Record excerpts:
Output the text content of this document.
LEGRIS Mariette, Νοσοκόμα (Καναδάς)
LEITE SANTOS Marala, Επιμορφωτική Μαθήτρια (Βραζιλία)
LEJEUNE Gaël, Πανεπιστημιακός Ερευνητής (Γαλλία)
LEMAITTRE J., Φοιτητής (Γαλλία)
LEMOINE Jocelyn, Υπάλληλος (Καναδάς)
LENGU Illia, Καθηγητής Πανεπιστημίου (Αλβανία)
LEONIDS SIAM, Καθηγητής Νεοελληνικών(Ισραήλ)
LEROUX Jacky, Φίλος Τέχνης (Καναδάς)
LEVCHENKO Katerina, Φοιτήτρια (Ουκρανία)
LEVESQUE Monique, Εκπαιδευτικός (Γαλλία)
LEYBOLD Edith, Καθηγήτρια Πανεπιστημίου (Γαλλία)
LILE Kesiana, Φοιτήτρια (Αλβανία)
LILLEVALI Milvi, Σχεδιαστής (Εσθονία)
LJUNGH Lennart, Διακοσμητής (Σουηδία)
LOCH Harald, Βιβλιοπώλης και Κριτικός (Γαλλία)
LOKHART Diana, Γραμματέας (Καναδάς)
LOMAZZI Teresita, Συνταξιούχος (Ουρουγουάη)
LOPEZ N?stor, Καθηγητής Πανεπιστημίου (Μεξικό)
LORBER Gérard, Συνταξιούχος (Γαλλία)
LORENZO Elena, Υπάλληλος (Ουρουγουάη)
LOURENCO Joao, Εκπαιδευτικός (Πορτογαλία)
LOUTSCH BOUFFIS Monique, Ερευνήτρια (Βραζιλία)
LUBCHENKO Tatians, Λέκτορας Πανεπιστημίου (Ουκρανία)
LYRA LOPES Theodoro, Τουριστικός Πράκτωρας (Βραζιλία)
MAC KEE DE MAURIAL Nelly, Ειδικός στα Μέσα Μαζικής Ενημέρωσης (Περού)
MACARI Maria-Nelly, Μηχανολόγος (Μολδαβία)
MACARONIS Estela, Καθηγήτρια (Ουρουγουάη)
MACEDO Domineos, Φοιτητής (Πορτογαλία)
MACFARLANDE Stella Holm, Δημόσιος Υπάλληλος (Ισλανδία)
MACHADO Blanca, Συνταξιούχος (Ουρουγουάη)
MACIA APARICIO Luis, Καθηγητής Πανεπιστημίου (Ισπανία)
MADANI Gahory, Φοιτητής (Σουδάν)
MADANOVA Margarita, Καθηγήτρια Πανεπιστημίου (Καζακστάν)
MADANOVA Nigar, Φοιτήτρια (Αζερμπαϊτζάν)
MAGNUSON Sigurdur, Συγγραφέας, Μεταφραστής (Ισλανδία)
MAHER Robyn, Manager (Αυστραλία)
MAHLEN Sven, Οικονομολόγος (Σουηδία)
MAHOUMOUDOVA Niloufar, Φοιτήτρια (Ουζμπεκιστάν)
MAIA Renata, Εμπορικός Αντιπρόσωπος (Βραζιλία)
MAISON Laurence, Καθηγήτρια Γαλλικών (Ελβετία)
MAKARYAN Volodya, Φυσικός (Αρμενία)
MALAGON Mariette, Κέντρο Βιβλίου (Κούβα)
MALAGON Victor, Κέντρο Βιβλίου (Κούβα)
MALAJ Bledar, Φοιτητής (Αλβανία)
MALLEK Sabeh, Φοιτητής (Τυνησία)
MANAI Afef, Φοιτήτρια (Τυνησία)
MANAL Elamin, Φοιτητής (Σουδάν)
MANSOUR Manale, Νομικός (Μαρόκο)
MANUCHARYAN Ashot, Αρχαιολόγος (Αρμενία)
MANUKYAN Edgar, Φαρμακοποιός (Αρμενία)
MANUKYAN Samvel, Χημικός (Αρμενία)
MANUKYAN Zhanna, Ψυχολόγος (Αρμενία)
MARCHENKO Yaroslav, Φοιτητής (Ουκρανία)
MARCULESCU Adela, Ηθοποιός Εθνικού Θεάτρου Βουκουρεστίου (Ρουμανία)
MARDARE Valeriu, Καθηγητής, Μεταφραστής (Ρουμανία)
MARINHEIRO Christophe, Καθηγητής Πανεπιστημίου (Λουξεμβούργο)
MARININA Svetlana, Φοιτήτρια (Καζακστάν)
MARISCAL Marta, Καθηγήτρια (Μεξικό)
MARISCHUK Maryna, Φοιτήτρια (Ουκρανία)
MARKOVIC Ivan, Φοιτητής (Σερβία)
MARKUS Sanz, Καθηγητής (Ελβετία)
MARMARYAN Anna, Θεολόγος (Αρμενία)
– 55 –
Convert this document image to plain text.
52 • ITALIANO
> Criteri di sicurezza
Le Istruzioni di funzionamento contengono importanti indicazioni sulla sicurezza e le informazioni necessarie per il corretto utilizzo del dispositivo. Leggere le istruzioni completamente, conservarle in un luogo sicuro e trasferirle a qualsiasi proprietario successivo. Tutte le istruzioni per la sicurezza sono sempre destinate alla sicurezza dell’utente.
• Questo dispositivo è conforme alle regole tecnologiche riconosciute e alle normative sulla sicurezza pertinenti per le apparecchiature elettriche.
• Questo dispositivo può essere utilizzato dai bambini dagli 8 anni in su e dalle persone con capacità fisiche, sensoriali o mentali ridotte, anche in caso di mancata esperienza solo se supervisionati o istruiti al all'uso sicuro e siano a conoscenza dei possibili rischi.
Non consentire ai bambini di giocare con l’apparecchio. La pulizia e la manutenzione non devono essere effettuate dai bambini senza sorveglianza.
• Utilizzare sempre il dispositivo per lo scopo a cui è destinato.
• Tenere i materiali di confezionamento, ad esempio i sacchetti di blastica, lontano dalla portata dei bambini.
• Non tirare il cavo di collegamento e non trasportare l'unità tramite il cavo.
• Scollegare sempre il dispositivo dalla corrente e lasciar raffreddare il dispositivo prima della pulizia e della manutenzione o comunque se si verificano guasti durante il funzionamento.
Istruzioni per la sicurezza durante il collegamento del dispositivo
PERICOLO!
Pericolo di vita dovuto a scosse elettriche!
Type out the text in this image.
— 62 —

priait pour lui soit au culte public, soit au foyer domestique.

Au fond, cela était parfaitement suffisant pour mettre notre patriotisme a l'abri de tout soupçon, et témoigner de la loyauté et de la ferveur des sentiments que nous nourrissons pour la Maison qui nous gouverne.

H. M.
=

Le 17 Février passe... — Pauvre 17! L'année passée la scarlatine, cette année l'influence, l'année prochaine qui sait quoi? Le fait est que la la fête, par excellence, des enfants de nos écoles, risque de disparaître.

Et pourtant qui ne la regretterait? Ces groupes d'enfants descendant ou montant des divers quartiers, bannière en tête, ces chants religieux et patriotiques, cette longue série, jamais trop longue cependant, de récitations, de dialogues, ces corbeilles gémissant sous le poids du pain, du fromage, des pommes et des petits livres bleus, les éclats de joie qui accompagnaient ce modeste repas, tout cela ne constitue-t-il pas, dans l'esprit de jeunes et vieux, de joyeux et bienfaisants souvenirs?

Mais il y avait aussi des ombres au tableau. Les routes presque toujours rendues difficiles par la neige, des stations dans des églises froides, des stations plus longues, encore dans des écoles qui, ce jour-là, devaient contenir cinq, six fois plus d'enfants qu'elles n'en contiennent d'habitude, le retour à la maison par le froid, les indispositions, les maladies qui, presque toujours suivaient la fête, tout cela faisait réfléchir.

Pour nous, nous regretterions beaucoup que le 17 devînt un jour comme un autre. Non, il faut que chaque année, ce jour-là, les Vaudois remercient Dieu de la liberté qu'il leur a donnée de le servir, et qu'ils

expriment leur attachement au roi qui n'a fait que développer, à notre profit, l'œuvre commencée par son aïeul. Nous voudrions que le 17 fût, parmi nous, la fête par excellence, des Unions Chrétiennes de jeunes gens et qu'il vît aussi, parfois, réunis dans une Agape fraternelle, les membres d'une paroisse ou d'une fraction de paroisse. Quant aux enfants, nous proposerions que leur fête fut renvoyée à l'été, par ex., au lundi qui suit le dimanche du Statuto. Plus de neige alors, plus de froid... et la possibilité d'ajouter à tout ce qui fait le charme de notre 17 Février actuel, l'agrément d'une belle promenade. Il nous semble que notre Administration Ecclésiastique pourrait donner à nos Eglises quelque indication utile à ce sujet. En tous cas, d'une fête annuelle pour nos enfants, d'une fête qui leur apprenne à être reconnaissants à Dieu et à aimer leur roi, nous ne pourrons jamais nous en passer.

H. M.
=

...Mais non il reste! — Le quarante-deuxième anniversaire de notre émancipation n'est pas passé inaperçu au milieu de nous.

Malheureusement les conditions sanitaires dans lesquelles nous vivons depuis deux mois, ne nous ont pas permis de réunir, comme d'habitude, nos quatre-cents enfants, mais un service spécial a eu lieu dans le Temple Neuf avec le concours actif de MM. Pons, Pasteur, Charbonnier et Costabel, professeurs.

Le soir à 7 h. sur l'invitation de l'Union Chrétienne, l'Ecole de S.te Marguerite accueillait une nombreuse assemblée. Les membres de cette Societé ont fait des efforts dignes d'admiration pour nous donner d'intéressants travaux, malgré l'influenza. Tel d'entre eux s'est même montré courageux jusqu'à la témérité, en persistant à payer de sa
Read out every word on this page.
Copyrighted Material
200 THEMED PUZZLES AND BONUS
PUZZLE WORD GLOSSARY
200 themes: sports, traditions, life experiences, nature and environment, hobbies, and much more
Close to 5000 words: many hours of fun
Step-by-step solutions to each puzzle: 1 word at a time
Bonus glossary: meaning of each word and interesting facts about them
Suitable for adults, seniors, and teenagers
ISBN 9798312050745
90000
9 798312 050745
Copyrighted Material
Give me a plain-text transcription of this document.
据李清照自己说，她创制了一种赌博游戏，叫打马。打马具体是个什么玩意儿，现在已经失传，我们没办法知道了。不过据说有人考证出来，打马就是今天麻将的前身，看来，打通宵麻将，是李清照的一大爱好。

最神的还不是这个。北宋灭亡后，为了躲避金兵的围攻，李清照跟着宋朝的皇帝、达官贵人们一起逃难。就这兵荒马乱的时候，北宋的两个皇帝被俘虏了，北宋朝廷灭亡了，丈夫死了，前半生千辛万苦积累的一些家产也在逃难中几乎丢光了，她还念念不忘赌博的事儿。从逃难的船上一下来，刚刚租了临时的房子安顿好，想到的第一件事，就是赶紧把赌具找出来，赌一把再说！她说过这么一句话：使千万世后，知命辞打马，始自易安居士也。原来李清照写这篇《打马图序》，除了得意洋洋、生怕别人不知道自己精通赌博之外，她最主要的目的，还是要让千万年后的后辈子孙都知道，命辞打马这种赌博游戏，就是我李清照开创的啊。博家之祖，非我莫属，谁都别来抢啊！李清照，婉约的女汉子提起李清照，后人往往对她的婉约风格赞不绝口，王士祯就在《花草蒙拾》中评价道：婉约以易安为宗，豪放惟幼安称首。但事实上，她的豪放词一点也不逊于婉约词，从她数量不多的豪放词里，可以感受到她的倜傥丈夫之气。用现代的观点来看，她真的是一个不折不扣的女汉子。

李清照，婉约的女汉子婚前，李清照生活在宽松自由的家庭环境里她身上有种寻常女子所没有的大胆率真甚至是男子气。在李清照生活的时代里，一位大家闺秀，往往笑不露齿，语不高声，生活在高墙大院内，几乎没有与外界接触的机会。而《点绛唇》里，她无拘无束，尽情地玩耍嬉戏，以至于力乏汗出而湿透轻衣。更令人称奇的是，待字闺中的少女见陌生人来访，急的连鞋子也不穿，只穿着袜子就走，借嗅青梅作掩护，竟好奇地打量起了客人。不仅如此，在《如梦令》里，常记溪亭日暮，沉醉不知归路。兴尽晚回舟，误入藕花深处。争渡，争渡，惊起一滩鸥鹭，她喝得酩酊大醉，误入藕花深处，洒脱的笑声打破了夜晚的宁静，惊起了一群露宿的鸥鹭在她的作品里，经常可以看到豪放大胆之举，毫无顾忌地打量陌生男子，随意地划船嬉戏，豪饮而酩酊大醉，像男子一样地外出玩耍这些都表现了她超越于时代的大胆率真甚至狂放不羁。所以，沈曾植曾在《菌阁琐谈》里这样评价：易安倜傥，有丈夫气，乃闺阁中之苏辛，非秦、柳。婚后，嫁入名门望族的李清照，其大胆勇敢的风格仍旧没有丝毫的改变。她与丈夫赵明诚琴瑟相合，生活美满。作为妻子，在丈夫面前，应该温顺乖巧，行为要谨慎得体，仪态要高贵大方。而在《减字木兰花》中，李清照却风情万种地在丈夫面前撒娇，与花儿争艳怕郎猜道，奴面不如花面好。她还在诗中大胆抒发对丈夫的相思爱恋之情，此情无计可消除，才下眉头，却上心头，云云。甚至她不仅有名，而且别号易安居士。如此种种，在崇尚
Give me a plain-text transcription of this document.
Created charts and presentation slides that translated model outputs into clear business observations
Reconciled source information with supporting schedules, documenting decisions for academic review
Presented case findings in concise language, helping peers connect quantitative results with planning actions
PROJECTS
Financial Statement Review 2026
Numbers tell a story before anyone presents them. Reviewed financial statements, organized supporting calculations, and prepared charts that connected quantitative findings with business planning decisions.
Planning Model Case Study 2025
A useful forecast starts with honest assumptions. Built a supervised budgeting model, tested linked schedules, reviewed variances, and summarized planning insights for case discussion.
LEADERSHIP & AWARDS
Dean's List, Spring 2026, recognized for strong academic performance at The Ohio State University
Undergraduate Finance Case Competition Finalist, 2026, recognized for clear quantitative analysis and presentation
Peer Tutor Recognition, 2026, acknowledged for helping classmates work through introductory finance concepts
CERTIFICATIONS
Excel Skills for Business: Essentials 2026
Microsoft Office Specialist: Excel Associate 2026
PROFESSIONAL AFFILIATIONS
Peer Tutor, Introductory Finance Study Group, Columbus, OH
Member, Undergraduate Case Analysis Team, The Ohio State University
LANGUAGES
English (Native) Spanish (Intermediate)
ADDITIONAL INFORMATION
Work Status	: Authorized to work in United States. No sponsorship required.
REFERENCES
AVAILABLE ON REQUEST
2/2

Task directions:
Give the count of lines containing "Ρουμανία", with no added text.

Answer below:
2